● The problem: Scan the listing for the word "color" and report every line that contains it.

● Source material:
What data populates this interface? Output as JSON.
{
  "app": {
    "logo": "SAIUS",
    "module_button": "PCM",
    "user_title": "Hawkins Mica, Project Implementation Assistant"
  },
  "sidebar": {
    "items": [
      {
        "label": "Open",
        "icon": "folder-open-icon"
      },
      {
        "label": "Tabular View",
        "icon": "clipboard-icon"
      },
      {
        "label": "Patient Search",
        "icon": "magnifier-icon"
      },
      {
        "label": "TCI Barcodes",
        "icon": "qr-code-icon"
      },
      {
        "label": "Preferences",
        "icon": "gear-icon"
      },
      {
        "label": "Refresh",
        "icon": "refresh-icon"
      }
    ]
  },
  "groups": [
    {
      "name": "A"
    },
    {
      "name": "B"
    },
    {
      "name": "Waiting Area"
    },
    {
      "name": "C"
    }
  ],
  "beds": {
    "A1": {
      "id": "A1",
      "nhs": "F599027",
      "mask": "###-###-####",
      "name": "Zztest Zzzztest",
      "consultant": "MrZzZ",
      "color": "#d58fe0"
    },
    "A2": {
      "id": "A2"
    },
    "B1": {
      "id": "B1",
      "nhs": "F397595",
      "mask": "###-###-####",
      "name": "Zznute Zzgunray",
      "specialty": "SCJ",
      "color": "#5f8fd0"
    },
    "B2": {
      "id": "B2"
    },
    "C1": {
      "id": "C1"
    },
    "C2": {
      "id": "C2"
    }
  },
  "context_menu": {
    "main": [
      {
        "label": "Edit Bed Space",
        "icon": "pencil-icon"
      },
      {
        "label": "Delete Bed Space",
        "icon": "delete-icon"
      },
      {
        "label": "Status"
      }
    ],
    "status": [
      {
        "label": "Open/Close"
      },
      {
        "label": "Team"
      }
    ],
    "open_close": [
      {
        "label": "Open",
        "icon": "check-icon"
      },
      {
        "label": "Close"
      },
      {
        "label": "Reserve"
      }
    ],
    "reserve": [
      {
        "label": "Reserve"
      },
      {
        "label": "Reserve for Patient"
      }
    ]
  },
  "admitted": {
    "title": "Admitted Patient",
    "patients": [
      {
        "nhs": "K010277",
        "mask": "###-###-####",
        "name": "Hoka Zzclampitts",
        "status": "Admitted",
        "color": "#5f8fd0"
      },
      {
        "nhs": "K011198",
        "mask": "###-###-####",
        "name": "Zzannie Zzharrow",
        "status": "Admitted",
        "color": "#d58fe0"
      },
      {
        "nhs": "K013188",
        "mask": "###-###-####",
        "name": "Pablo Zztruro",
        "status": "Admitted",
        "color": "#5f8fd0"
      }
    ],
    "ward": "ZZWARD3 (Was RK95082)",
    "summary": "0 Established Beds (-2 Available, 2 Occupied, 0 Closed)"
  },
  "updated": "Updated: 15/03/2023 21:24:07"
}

● Exercise solution:
      "color": "#d58fe0"
      "color": "#5f8fd0"
        "color": "#5f8fd0"
        "color": "#d58fe0"
        "color": "#5f8fd0"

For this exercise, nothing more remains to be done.